> _Required task_
Pull out every line containing the string "Równia".
### Information provided ###
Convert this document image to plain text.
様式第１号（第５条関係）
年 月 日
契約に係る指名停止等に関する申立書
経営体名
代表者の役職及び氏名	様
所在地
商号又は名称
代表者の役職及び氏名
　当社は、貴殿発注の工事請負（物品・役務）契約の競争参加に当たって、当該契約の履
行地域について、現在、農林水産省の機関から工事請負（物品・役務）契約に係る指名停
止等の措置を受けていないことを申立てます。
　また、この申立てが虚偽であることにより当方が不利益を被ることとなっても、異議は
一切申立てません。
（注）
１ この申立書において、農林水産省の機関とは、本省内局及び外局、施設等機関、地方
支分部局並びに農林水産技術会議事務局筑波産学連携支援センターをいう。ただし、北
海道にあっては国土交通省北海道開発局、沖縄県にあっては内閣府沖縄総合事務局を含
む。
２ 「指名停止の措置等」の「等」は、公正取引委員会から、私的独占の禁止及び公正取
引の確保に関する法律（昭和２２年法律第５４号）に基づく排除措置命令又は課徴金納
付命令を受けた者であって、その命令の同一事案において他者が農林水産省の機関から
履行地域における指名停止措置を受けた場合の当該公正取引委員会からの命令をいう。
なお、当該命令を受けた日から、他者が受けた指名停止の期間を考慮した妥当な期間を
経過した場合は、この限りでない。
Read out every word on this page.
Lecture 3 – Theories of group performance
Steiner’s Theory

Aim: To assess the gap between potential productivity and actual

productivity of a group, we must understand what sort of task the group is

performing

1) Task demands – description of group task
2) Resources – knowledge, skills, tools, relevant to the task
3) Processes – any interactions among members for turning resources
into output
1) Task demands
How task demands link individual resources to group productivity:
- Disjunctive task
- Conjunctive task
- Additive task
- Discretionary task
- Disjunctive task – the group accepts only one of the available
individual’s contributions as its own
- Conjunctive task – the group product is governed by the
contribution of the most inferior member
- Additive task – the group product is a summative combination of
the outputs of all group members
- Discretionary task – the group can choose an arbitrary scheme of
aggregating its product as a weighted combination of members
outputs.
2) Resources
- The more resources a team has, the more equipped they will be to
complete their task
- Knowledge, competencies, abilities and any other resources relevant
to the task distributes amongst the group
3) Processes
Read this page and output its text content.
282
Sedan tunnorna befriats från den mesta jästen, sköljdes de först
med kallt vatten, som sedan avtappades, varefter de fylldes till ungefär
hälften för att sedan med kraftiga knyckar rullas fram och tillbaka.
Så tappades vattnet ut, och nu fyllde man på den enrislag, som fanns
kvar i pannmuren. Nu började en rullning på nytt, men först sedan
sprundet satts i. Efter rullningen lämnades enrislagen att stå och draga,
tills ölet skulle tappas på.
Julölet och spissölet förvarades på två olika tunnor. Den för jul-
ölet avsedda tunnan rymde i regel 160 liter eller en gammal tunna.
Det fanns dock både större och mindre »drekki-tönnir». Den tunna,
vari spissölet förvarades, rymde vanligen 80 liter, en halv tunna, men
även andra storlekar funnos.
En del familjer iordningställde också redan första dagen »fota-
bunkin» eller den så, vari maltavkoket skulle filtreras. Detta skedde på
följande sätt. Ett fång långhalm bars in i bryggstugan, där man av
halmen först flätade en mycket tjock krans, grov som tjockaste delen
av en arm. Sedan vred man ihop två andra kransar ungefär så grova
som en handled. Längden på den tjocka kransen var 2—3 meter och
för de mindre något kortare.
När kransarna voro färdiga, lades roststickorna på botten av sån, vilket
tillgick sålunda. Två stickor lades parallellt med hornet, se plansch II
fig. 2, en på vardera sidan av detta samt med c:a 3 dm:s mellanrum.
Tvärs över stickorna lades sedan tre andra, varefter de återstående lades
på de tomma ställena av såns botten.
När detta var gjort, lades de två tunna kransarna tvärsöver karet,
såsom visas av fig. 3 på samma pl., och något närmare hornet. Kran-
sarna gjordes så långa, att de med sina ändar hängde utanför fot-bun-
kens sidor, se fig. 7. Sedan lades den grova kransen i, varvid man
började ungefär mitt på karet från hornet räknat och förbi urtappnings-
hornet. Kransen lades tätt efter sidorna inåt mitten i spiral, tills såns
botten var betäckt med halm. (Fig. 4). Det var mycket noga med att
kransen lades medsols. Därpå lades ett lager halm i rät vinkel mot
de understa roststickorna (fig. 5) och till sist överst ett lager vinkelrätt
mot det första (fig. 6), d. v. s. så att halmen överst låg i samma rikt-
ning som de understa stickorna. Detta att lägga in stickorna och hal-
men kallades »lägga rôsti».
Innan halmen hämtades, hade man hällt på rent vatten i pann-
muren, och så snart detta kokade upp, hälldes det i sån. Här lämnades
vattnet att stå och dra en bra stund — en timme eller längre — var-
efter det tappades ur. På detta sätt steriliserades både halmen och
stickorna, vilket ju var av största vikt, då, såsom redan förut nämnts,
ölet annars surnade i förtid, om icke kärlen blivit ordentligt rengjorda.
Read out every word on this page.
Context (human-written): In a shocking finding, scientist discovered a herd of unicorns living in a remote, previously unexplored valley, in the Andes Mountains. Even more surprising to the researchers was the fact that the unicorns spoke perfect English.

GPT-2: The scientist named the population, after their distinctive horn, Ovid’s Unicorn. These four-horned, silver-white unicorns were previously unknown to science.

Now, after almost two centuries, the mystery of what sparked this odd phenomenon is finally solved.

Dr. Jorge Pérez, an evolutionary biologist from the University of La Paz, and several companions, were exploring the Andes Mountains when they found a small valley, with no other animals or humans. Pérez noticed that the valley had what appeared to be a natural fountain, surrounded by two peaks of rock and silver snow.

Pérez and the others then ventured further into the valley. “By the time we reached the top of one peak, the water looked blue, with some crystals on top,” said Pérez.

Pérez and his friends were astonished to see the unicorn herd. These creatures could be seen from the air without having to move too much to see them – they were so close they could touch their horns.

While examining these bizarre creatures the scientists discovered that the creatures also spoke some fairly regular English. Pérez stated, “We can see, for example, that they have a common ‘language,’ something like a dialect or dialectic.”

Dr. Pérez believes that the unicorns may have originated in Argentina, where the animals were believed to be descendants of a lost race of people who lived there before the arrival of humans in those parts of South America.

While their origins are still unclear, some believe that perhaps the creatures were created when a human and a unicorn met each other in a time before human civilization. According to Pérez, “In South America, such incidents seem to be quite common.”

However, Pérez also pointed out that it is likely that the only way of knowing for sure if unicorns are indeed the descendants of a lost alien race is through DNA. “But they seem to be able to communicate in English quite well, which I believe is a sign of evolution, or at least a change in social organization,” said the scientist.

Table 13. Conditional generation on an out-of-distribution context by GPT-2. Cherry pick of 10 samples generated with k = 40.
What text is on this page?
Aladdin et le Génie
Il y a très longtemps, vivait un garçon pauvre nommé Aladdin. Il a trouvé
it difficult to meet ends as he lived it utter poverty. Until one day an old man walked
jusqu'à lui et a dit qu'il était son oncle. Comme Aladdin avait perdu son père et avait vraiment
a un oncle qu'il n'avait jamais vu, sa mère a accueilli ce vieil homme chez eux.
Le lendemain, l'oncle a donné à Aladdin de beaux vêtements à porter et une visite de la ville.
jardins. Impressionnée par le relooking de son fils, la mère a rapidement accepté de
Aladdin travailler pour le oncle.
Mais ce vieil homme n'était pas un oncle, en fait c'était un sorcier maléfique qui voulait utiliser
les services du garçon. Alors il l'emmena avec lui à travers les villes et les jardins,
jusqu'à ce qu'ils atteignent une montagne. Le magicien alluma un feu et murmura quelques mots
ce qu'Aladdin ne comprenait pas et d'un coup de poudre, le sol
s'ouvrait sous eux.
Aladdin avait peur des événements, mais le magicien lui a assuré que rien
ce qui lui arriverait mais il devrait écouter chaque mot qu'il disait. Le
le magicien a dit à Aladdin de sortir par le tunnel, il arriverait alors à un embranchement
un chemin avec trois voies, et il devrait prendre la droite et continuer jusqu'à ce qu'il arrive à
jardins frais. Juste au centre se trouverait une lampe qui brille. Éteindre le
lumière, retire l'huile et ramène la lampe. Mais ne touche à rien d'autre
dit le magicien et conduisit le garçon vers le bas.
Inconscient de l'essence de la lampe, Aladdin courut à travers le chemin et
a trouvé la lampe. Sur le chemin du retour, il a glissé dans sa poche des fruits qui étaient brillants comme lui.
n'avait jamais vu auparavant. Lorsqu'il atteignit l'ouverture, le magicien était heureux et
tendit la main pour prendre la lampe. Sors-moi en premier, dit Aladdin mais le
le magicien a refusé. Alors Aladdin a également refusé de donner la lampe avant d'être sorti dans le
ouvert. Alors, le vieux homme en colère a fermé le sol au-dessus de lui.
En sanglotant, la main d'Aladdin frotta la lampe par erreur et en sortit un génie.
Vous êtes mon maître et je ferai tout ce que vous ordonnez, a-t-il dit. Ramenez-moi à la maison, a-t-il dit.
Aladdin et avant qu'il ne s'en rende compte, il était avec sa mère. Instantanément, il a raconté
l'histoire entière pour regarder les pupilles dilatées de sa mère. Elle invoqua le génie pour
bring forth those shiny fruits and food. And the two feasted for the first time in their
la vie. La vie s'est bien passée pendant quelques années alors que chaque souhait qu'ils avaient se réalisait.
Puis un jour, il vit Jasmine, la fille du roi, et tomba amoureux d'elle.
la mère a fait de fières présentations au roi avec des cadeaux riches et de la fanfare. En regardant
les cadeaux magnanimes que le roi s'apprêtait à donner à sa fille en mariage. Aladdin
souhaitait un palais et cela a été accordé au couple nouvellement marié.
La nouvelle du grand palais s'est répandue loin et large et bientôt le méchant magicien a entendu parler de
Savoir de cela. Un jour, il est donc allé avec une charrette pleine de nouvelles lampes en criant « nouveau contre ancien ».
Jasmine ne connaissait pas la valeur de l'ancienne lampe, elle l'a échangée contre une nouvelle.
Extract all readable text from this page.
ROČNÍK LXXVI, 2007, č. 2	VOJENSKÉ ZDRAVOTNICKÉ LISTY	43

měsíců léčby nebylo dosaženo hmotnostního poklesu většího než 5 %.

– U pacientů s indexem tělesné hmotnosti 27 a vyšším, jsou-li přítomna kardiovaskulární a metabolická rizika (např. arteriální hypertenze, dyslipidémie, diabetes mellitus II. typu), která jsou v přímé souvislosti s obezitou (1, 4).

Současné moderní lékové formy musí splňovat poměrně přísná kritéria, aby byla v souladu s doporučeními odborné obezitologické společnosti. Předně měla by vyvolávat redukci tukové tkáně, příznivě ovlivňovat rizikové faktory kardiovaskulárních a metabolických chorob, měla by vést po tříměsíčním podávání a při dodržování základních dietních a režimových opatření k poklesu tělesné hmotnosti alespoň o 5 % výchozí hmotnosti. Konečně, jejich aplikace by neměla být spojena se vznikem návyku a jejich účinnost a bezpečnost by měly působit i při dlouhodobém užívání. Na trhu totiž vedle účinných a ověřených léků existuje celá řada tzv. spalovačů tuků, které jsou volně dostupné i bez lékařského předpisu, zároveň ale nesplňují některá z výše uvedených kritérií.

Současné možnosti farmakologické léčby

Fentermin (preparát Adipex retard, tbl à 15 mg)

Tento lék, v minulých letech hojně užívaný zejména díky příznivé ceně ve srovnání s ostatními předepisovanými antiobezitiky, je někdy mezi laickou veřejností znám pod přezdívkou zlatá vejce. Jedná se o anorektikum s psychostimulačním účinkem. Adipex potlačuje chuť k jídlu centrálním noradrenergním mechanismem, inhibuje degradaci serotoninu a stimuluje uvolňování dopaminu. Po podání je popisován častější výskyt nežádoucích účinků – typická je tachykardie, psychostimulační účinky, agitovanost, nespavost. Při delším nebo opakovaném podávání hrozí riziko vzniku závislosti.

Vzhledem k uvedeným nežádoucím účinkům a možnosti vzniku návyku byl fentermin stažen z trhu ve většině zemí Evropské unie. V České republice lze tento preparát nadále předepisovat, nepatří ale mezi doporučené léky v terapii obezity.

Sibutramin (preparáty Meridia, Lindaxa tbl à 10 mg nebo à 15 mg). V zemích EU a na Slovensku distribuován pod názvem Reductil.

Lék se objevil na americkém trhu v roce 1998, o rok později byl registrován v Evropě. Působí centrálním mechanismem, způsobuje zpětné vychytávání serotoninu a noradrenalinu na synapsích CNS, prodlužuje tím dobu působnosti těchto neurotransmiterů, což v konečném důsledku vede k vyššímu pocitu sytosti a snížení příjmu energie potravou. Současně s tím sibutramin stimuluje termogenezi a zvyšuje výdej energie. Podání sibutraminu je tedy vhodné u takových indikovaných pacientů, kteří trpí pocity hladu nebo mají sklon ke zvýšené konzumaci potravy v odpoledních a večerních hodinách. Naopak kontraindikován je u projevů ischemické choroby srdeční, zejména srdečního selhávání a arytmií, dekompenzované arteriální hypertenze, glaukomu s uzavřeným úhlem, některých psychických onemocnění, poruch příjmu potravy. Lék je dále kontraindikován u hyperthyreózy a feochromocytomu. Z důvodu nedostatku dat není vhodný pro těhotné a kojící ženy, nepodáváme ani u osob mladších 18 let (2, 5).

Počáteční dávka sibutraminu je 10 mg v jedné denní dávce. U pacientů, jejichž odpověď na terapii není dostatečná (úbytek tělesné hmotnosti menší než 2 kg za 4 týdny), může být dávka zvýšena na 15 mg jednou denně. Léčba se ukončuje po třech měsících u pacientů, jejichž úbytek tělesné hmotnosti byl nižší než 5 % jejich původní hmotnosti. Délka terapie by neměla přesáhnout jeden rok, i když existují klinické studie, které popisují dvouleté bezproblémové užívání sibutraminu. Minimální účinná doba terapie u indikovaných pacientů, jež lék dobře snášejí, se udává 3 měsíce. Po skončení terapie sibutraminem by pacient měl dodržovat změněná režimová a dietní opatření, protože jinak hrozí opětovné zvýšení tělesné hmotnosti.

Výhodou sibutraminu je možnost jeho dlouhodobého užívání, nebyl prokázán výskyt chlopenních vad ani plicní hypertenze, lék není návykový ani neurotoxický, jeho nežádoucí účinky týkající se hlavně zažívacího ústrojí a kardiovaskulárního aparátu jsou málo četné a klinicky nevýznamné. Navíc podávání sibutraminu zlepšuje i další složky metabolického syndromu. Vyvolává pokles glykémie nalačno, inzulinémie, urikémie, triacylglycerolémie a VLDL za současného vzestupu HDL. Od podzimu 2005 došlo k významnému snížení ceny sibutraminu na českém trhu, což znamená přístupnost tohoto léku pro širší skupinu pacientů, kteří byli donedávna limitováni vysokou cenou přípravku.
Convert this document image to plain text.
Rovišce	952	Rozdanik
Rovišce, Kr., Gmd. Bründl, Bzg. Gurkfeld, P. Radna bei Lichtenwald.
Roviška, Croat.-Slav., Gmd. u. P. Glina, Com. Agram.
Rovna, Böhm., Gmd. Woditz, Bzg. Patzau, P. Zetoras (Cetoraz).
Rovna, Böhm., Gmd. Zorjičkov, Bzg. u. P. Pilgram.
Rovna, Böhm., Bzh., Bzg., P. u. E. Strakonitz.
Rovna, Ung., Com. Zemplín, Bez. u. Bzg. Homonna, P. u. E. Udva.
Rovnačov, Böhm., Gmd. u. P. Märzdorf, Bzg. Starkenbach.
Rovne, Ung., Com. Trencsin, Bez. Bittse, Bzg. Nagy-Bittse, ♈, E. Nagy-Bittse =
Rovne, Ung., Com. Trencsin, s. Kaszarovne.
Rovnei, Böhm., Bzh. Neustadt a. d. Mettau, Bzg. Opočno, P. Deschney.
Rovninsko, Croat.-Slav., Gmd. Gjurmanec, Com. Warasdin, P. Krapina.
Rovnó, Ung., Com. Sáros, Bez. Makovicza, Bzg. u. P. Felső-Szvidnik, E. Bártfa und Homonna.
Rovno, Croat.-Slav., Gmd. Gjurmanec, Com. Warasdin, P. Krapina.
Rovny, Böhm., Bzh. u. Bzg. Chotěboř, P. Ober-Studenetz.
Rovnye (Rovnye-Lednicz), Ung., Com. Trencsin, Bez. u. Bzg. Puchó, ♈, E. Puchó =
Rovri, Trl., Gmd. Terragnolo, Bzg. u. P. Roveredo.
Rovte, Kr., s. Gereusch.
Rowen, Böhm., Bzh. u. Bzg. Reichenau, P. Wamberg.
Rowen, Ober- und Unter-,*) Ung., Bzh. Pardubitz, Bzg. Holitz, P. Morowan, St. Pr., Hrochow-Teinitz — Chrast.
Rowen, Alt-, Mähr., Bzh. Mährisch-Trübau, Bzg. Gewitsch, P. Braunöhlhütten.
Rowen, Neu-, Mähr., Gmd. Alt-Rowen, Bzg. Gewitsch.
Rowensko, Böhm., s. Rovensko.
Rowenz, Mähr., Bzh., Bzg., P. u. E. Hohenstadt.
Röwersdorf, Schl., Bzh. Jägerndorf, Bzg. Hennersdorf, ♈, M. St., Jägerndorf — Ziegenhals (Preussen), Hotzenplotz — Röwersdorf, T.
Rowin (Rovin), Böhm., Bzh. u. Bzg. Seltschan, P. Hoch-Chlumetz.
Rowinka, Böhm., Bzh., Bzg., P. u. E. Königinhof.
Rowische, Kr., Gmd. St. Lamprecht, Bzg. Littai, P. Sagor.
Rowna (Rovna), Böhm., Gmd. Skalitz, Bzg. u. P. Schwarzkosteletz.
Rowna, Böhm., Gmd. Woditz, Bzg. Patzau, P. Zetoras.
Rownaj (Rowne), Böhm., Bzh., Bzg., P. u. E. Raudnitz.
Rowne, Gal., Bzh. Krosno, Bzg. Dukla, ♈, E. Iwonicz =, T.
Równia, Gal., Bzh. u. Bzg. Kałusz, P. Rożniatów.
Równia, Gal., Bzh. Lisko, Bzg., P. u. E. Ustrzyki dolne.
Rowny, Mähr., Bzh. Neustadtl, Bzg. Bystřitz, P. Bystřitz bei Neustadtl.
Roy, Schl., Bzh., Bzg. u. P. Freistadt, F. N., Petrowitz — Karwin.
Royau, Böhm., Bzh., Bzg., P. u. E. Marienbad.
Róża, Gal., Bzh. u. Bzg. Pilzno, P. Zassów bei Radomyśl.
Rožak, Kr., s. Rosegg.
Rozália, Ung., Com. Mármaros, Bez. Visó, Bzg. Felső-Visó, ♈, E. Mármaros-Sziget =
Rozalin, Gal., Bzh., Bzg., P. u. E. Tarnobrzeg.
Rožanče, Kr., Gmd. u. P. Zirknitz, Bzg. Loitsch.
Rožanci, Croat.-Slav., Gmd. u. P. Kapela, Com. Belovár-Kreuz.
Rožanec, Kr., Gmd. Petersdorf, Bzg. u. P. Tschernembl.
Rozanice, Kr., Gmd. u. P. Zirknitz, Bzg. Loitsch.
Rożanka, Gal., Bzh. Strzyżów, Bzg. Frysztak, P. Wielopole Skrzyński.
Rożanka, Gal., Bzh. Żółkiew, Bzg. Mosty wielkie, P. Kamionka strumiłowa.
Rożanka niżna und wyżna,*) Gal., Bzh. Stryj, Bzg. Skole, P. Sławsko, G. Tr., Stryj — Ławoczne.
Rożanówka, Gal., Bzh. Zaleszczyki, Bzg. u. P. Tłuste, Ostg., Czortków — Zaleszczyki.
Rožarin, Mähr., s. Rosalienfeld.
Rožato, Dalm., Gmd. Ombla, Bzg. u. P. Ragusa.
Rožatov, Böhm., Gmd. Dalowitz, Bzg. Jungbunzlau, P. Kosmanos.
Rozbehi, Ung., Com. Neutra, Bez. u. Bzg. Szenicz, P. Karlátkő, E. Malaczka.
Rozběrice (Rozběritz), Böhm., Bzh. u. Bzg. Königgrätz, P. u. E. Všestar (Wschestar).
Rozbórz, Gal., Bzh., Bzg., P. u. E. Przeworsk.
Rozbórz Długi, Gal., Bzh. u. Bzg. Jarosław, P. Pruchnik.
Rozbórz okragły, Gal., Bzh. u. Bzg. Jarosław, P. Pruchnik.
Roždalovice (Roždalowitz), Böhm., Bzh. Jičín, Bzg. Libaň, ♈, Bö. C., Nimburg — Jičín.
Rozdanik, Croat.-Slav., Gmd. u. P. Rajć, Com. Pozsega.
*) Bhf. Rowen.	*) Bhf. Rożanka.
###
> _Written solution_
Równia, Gal., Bzh. u. Bzg. Kałusz, P. Rożniatów.
Równia, Gal., Bzh. Lisko, Bzg., P. u. E. Ustrzyki dolne.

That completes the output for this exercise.